Quoted passage:
(begin)

One other point that may have raised doubt or difficulty should here be dealt with. I have advanced reasons for believing that a supernatural element is present in every rational man. The presence of human rationality in the world is therefore a Miracle by the definition given in Chapter II. On realising this the reader may excusably say, ‘Oh, if that’s all he means by a Miracle…’ and fling the book away. But I ask him to have patience. Human Reason and Morality have been mentioned not as instances of Miracle (at least, not of the kind of Miracle you wanted to hear about) but as proofs of the Supernatural: not in order to show that Nature ever is invaded but that there is a possible invader. Whether you choose to call the regular and familiar invasion by human Reason a Miracle or not is largely a matter of words. Its regularity—the fact that it regularly enters by the same door, human sexual intercourse—may incline you not to do so. It looks as if it were (so to speak) the very nature of Nature to suffer this invasion. But then we might later find that it was the very nature of Nature to suffer Miracles in general. Fortunately the course of our argument will allow us to leave this question of terminology on one side. We are going to be concerned with other invasions of Nature—with what everyone would call Miracles. Our question could, if you liked, be put in the form, ‘Does Supernature ever produce particular results in space and time except through the instrumentality of human brains acting on human nerves and muscles?’
I have said ‘particular results’ because, on our view, Nature as a whole is herself one huge result of the Supernatural: God created her. God pierces her wherever there is a human mind. God presumably maintains her in existence. The question is whether He ever does anything else to her. Does He, besides all this, ever introduce into her events of which it would not be true to say, ‘This is simply the working out of the general character which He gave to Nature as a whole in creating her’? Such events are what are popularly called Miracles: and it will be in this sense only that the word Miracle will be used for the rest of the book.
7
A CHAPTER OF RED HERRINGS
Thence came forth Maul, a giant. This Maul did use to spoil young Pilgrims with sophistry.

(end)

Exercise task 1:
Using the miracles passage, decide whether each statement agrees with it, answering yes or no and quoting the words that settle it: (a) The author believes a supernatural element is present in every rational man. (b) Human Reason and Morality were brought up as instances of the kind of Miracle the reader wanted to hear about. (c) For the rest of the book, the word Miracle will carry several different senses.
Exercise task 2:
Summarize the miracles passage in two sentences.
Exercise task 3:
Pick up the miracles passage after its last sentence and continue it.
The entries have no connection to the miracles passage.

Data provided:

(begin)

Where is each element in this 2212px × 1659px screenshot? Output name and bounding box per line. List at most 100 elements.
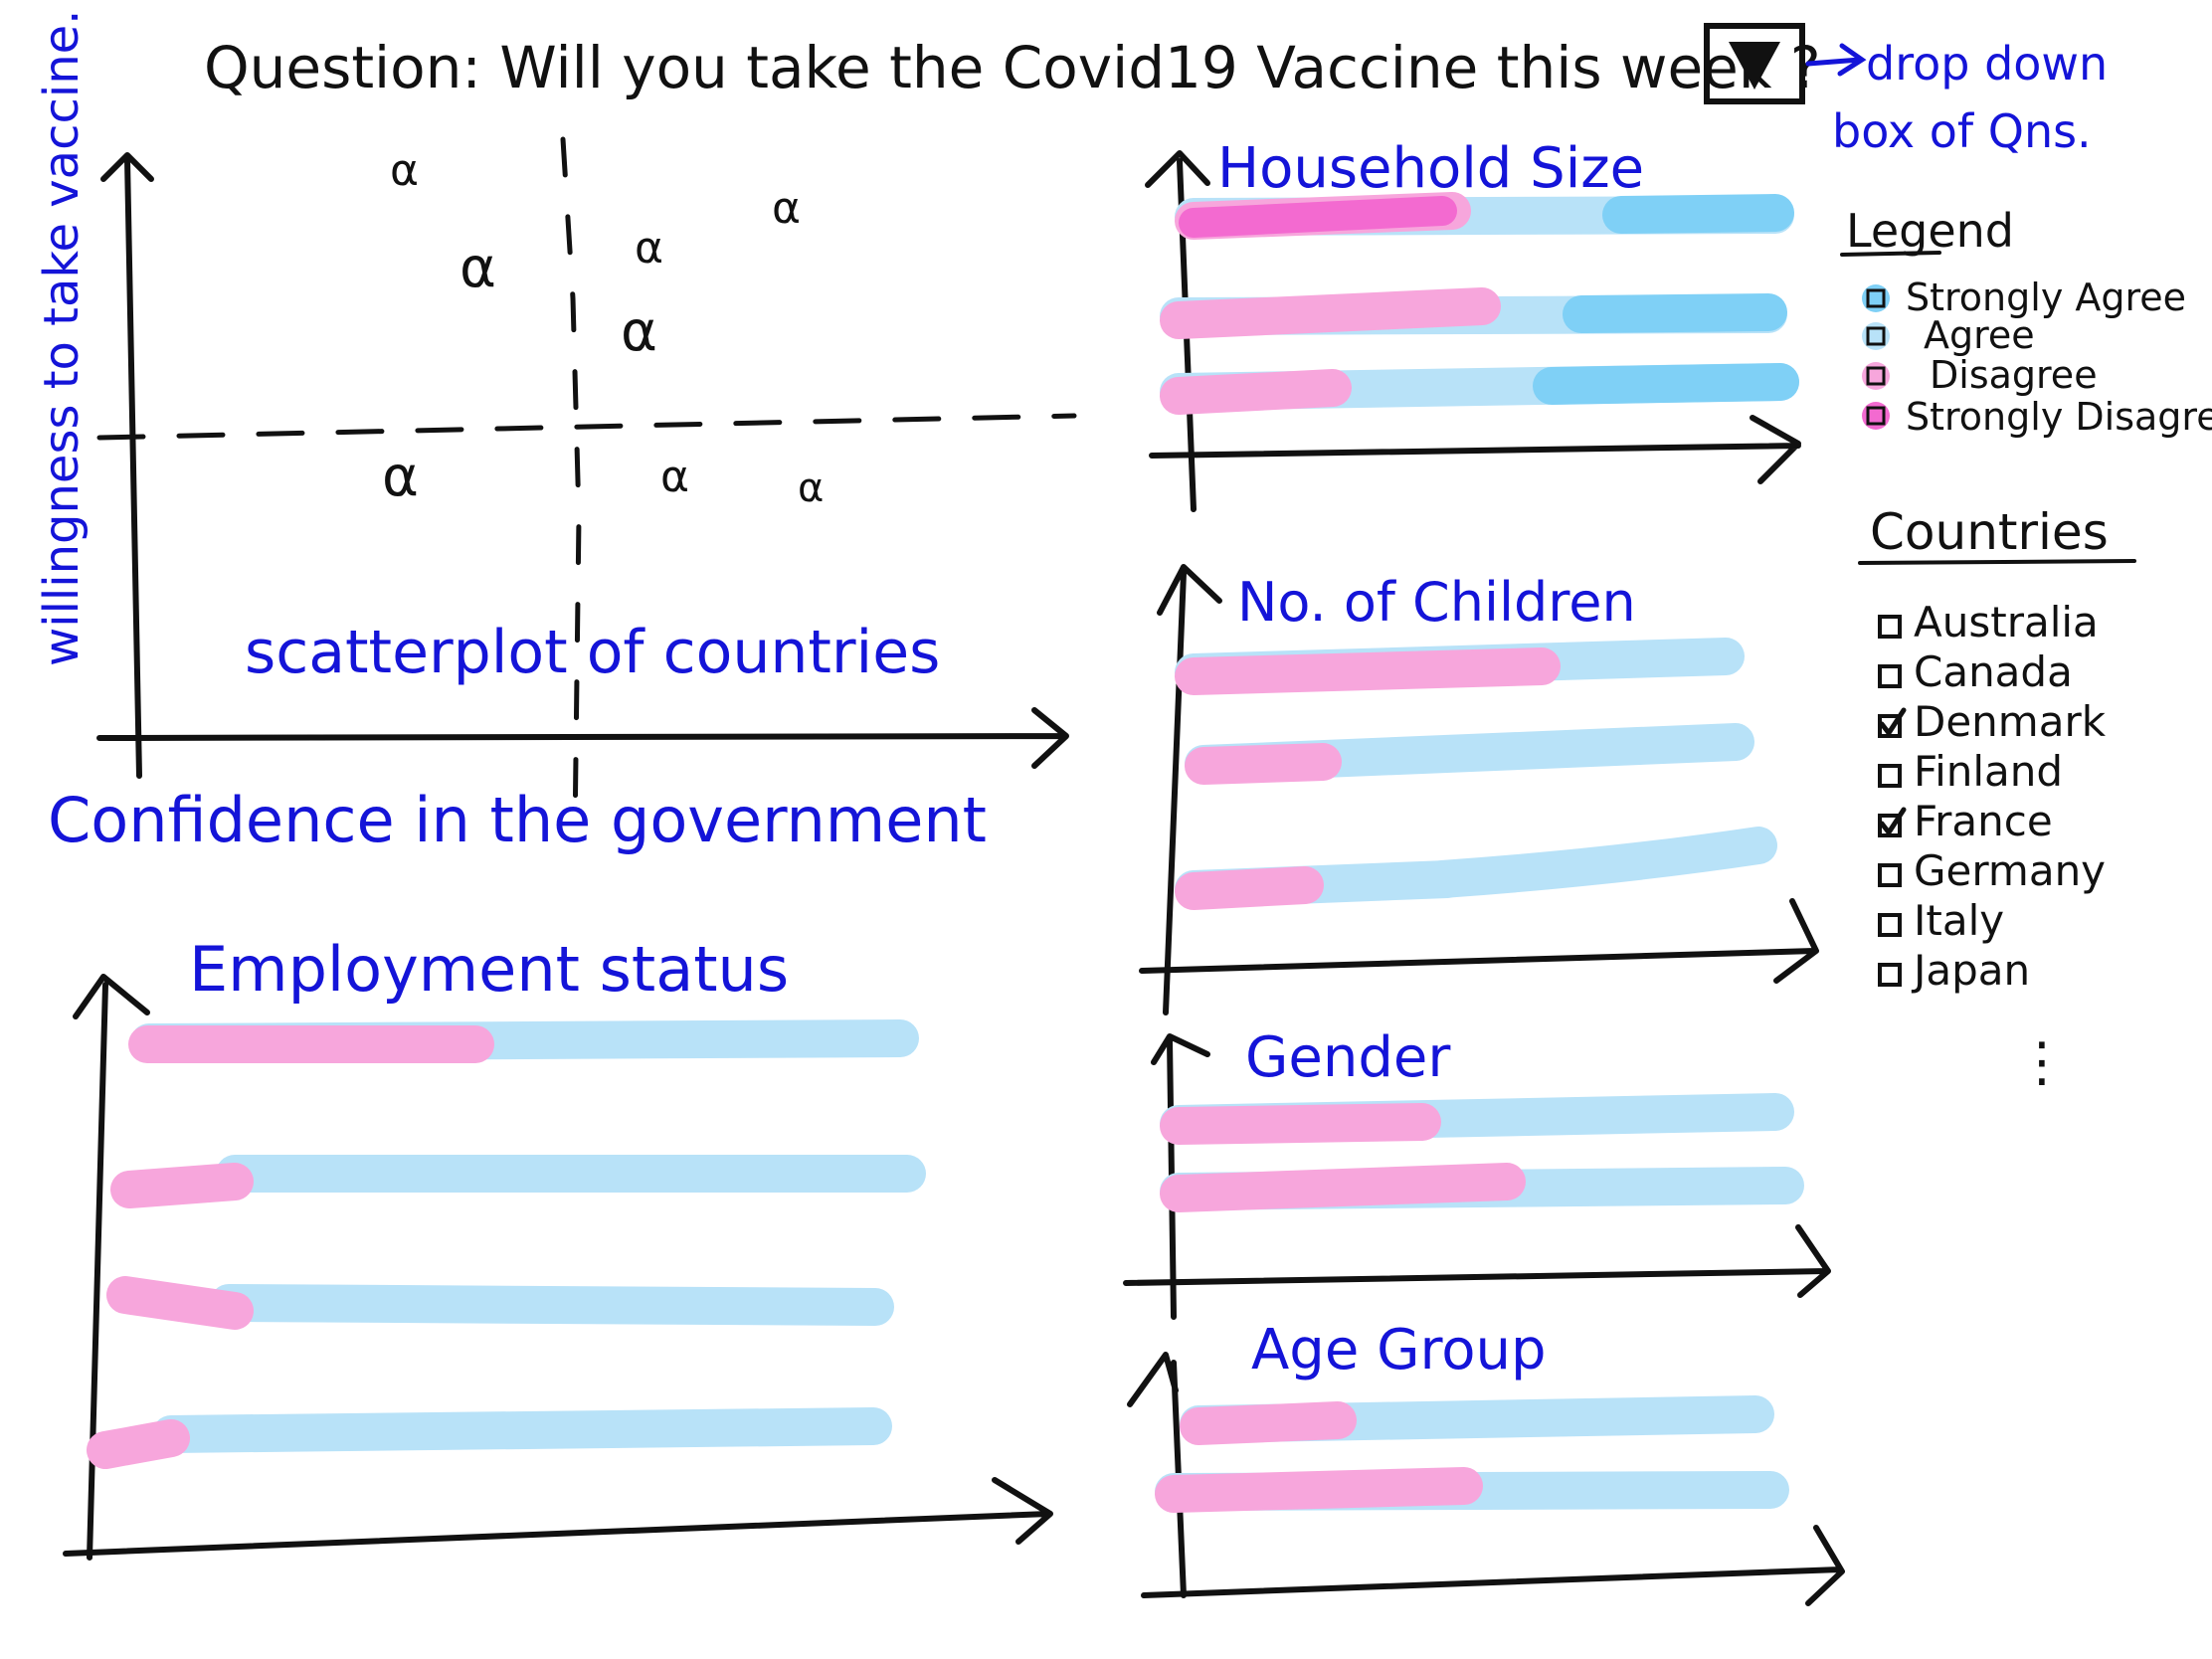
bar-agree (152, 1407, 892, 1453)
scatter-caption: scatterplot of countries (245, 618, 940, 687)
age-title: Age Group (1251, 1318, 1547, 1382)
scatter-point: α (772, 183, 801, 234)
country-label: Finland (1914, 747, 2063, 796)
country-checkbox[interactable] (1878, 664, 1902, 688)
countries-title-underline (1858, 559, 2136, 565)
bar-disagree (87, 1419, 190, 1469)
scatter-point: α (382, 445, 419, 509)
scatter-x-axis (96, 707, 1069, 769)
bar-disagree (1160, 1103, 1441, 1145)
scatter-v-divider (560, 136, 582, 838)
country-item[interactable]: Japan (1878, 946, 2030, 995)
scatterplot: α α α α α α α α willingness to take vacc… (34, 10, 1077, 856)
bar-agree (210, 1284, 894, 1326)
scatter-point: α (390, 145, 419, 196)
scatter-h-divider (96, 413, 1077, 441)
country-checkbox[interactable] (1878, 913, 1902, 937)
bar-disagree (1180, 1401, 1357, 1445)
legend-title-underline (1840, 251, 1941, 257)
checkmark-icon (1879, 807, 1907, 837)
scatter-x-label: Confidence in the government (48, 784, 987, 856)
country-item[interactable]: Canada (1878, 647, 2073, 696)
country-item[interactable]: Finland (1878, 747, 2063, 796)
scatter-points: α α α α α α α α (382, 145, 824, 511)
legend-swatch (1862, 284, 1890, 312)
age-x-axis (1141, 1525, 1845, 1606)
legend-item-disagree: Disagree (1862, 353, 2098, 397)
country-checkbox[interactable] (1878, 615, 1902, 639)
country-label: Italy (1914, 896, 2004, 945)
country-checkbox[interactable] (1878, 963, 1902, 987)
country-checkbox[interactable] (1878, 764, 1902, 788)
country-label: France (1914, 797, 2053, 845)
gender-x-axis (1123, 1224, 1831, 1298)
legend-swatch (1862, 362, 1890, 390)
checkmark-icon (1879, 707, 1907, 738)
country-item[interactable]: France (1878, 797, 2053, 845)
children-chart: No. of Children (1139, 564, 1819, 1015)
bar-agree (1423, 827, 1777, 898)
countries-filter: Countries AustraliaCanadaDenmarkFinlandF… (1858, 503, 2136, 1093)
question-dropdown[interactable] (1704, 23, 1805, 104)
legend-swatch (1862, 322, 1890, 350)
bar-disagree (1175, 866, 1324, 910)
children-bars (1175, 638, 1777, 910)
bar-disagree (1175, 647, 1561, 695)
bar-disagree (1155, 1467, 1483, 1513)
scatter-point: α (621, 299, 657, 364)
legend-checkbox-icon[interactable] (1866, 366, 1886, 386)
legend-label: Disagree (1930, 353, 2098, 397)
children-title: No. of Children (1237, 571, 1636, 634)
countries-title: Countries (1870, 503, 2109, 561)
legend-label: Agree (1924, 313, 2035, 357)
legend-item-agree: Agree (1862, 313, 2035, 357)
bar-disagree (1160, 287, 1501, 339)
household-title: Household Size (1217, 136, 1644, 201)
country-checkbox[interactable] (1878, 863, 1902, 887)
legend: Legend Strongly Agree Agree Disagree Str… (1840, 204, 2212, 439)
dropdown-note-line2: box of Qns. (1832, 104, 2092, 158)
age-group-chart: Age Group (1127, 1318, 1845, 1606)
scatter-point: α (460, 236, 496, 300)
gender-bars (1160, 1093, 1804, 1212)
bar-strongly-agree (1563, 293, 1787, 333)
scatter-y-axis (100, 152, 154, 779)
bar-disagree (106, 1276, 254, 1330)
country-label: Denmark (1914, 697, 2107, 746)
bar-strongly-disagree (1179, 196, 1457, 238)
scatter-point: α (798, 465, 824, 511)
scatter-point: α (660, 452, 689, 502)
scatter-point: α (635, 223, 663, 274)
children-x-axis (1139, 898, 1819, 984)
country-item[interactable]: Germany (1878, 846, 2106, 895)
children-y-axis (1157, 564, 1222, 1015)
country-label: Australia (1914, 598, 2099, 646)
question-label: Question: Will you take the Covid19 Vacc… (204, 34, 1821, 101)
household-size-chart: Household Size (1145, 136, 1801, 512)
legend-label: Strongly Agree (1906, 276, 2186, 319)
bar-disagree (110, 1163, 254, 1208)
legend-checkbox-icon[interactable] (1866, 406, 1886, 426)
age-bars (1155, 1395, 1789, 1513)
gender-title: Gender (1245, 1025, 1451, 1090)
employment-chart: Employment status (63, 933, 1053, 1561)
bar-strongly-agree (1602, 194, 1794, 234)
legend-checkbox-icon[interactable] (1866, 288, 1886, 308)
legend-checkbox-icon[interactable] (1866, 326, 1886, 346)
household-x-axis (1149, 415, 1801, 484)
employment-x-axis (63, 1477, 1053, 1557)
country-item[interactable]: Italy (1878, 896, 2004, 945)
country-label: Germany (1914, 846, 2106, 895)
country-label: Canada (1914, 647, 2073, 696)
more-countries-icon: ⋮ (2015, 1030, 2069, 1093)
legend-item-strongly-disagree: Strongly Disagree (1862, 395, 2212, 439)
bar-disagree (1185, 743, 1342, 785)
bar-disagree (1160, 369, 1352, 415)
dropdown-arrow-icon (1729, 42, 1780, 90)
gender-chart: Gender (1123, 1025, 1831, 1320)
country-item[interactable]: Denmark (1878, 697, 2107, 746)
legend-title: Legend (1846, 204, 2014, 258)
country-item[interactable]: Australia (1878, 598, 2099, 646)
legend-label: Strongly Disagree (1906, 395, 2212, 439)
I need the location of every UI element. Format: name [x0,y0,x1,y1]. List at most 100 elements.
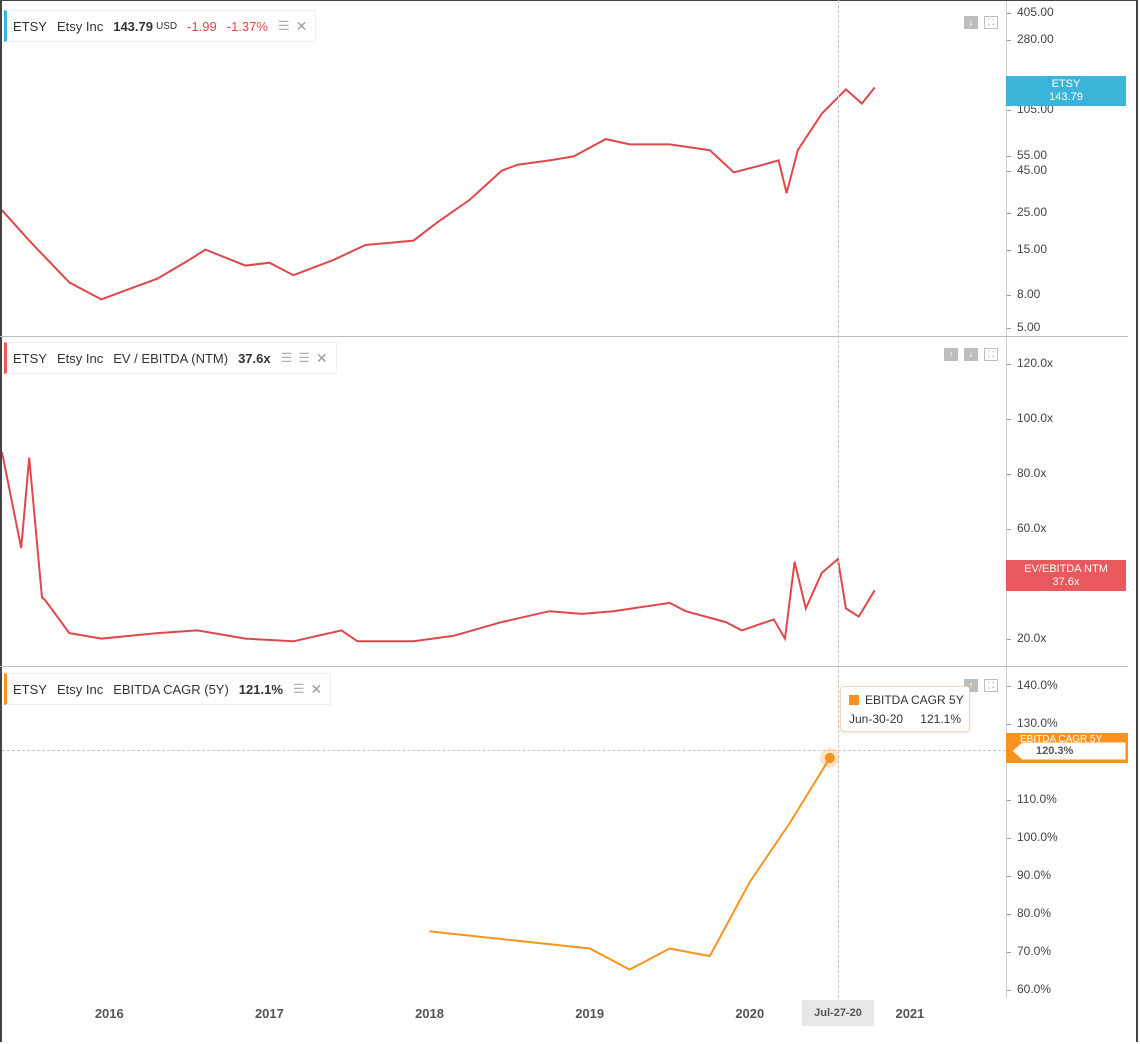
y-tick-mark [1007,110,1011,112]
y-tick-mark [1007,724,1011,726]
y-tick-label: 45.00 [1017,162,1048,177]
ev-legend: ETSY Etsy Inc EV / EBITDA (NTM) 37.6x ☰ … [4,342,337,374]
y-tick-mark [1007,212,1011,214]
y-tick-label: 8.00 [1017,286,1041,301]
x-tick-label: 2016 [94,1006,124,1021]
y-tick-mark [1007,952,1011,954]
legend-change: -1.99 [187,18,217,34]
series-swatch [849,695,859,705]
cagr-legend: ETSY Etsy Inc EBITDA CAGR (5Y) 121.1% ☰ … [4,673,332,705]
tooltip-value: 121.1% [920,712,961,726]
ev-pane-controls: ↑ ↓ ⛶ [944,348,998,361]
layers-icon[interactable]: ☰ [280,350,293,365]
y-tick-mark [1007,528,1011,530]
cagr-tag [1006,733,1128,763]
bottom-bar [2,1030,1128,1042]
cagr-axis: 140.0% 130.0% 110.0% 100.0% 90.0% 80.0% 70.0% 6… [1006,667,1131,998]
cagr-tag-pointer [1011,741,1127,761]
legend-company: Etsy Inc [56,681,104,697]
move-down-icon[interactable]: ↓ [964,348,978,361]
y-tick-mark [1007,328,1011,330]
y-tick-label: 70.0% [1017,944,1052,959]
y-tick-label: 120.0x [1017,356,1054,371]
ev-tag-name: EV/EBITDA NTM [1024,563,1108,575]
crosshair-vertical [838,0,839,998]
y-tick-mark [1007,990,1011,992]
legend-company: Etsy Inc [56,350,104,366]
layers-icon[interactable]: ☰ [292,681,305,696]
price-tag-name: ETSY [1051,78,1081,90]
y-tick-mark [1007,39,1011,41]
y-tick-mark [1007,294,1011,296]
y-tick-label: 15.00 [1017,241,1048,256]
close-icon[interactable]: ✕ [295,17,308,34]
cagr-series-line [429,757,831,971]
legend-change-pct: -1.37% [226,18,268,34]
close-icon[interactable]: ✕ [315,349,328,366]
y-tick-mark [1007,474,1011,476]
legend-symbol: ETSY [13,18,47,34]
y-tick-mark [1007,914,1011,916]
move-down-icon[interactable]: ↓ [964,16,978,29]
y-tick-label: 60.0x [1017,520,1047,535]
ev-pane[interactable] [2,337,1006,666]
y-tick-mark [1007,838,1011,840]
tooltip-title: EBITDA CAGR 5Y [865,693,964,707]
maximize-icon[interactable]: ⛶ [984,16,998,29]
y-tick-mark [1007,364,1011,366]
y-tick-label: 140.0% [1017,678,1058,693]
price-tag: ETSY 143.79 [1006,76,1126,106]
y-tick-label: 405.00 [1017,5,1054,20]
y-tick-label: 110.0% [1017,792,1057,807]
crosshair-date-label: Jul-27-20 [802,1000,874,1026]
legend-currency: USD [155,20,178,32]
legend-symbol: ETSY [13,350,47,366]
legend-price: 143.79 [113,18,153,34]
layers-icon[interactable]: ☰ [277,18,290,33]
legend-value: 121.1% [238,681,283,697]
layers-stack-icon[interactable]: ☰ [298,350,310,365]
y-tick-label: 130.0% [1017,716,1058,731]
y-tick-label: 55.00 [1017,148,1048,163]
cagr-tag-name: EBITDA CAGR 5Y [1020,734,1103,742]
legend-value: 37.6x [238,350,271,366]
y-tick-mark [1007,13,1011,15]
y-tick-label: 80.0x [1017,466,1047,481]
ev-axis: 120.0x 100.0x 80.0x 60.0x 20.0x [1006,337,1131,666]
price-legend: ETSY Etsy Inc 143.79 USD -1.99 -1.37% ☰ … [4,10,317,42]
move-up-icon[interactable]: ↑ [944,348,958,361]
price-axis: 405.00280.00150.00105.0055.0045.0025.001… [1006,1,1131,336]
y-tick-mark [1007,686,1011,688]
y-tick-label: 100.0x [1017,411,1054,426]
price-pane[interactable] [2,1,1006,336]
y-tick-mark [1007,156,1011,158]
legend-company: Etsy Inc [56,18,104,34]
ev-plot [2,452,876,643]
ev-tag: EV/EBITDA NTM 37.6x [1006,560,1126,591]
x-tick-label: 2017 [254,1006,284,1021]
y-tick-mark [1007,170,1011,172]
y-tick-label: 100.0% [1017,830,1058,845]
x-tick-label: 2020 [735,1006,765,1021]
legend-symbol: ETSY [13,681,47,697]
x-tick-label: 2021 [895,1006,925,1021]
close-icon[interactable]: ✕ [310,680,323,697]
y-tick-mark [1007,249,1011,251]
hover-point[interactable] [824,752,835,763]
y-tick-label: 60.0% [1017,982,1052,997]
maximize-icon[interactable]: ⛶ [984,348,998,361]
pane-separator[interactable] [0,336,1128,337]
ev-tag-value: 37.6x [1052,576,1080,588]
maximize-icon[interactable]: ⛶ [984,679,998,692]
x-axis: 2016 2017 2018 2019 2020 2021 [2,998,1006,1028]
y-tick-mark [1007,638,1011,640]
price-series-line [2,86,876,301]
x-tick-label: 2018 [415,1006,444,1021]
y-tick-mark [1007,876,1011,878]
pane-separator[interactable] [0,666,1128,667]
legend-metric: EBITDA CAGR (5Y) [113,681,229,697]
price-pane-controls: ↓ ⛶ [964,16,998,29]
y-tick-label: 25.00 [1017,204,1048,219]
y-tick-label: 5.00 [1017,320,1041,335]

(end)

Task answer 1:
(a) Yes: "I have advanced reasons for believing that a supernatural element is present in every rational man."
(b) No: "Human Reason and Morality have been mentioned not as instances of Miracle (at least, not of the kind of Miracle you wanted to hear about) but as proofs of the Supernatural"
(c) No: "it will be in this sense only that the word Miracle will be used for the rest of the book."

Task answer 2:
Human reason is a Miracle by the earlier definition, but reason and morality were raised only as proofs of the Supernatural, to show that there is a possible invader of Nature. The real question is whether God, who created Nature and presumably maintains her, ever introduces events into her that are more than the working out of the character He gave her, and only such events will be called Miracles in the rest of the book.

Task answer 3:
BUNYAN
From the admission that God exists and is the author of Nature, it by no means follows that miracles must, or even can, occur. God Himself might be a being of such a kind that it was contrary to His character to work miracles. Or again, He might have made Nature the sort of thing that cannot be added to, subtracted from, or modified. The case against Miracles accordingly relies on two different grounds. You either think that the character of God excludes them or that the character of Nature excludes them. We will begin with the second which is the more popular ground. In this chapter I shall consider forms of it which are, in my opinion, very superficial—which might even be called misunderstandings or Red Herrings.
The first Red Herring is this. Any day you may hear a man (and not necessarily a disbeliever in God) say of some alleged miracle, ‘No. Of course I don’t believe that. We know it is contrary to the laws of Nature. People could believe it in olden times because they didn’t know the laws of Nature. We know now that it is a scientific impossibility’.
By the ‘laws of Nature’ such a man means, I think, the observed course of Nature. If he means anything more than that he is not the plain man I take him for but a philosophic Naturalist and will be dealt with in the next chapter. The man I have in view believes that mere experience (and specially those artificially contrived experiences which we call Experiments) can tell us what regularly happens in Nature. And he thinks that what we have discovered excludes the possibility of Miracle. This is a confusion of mind.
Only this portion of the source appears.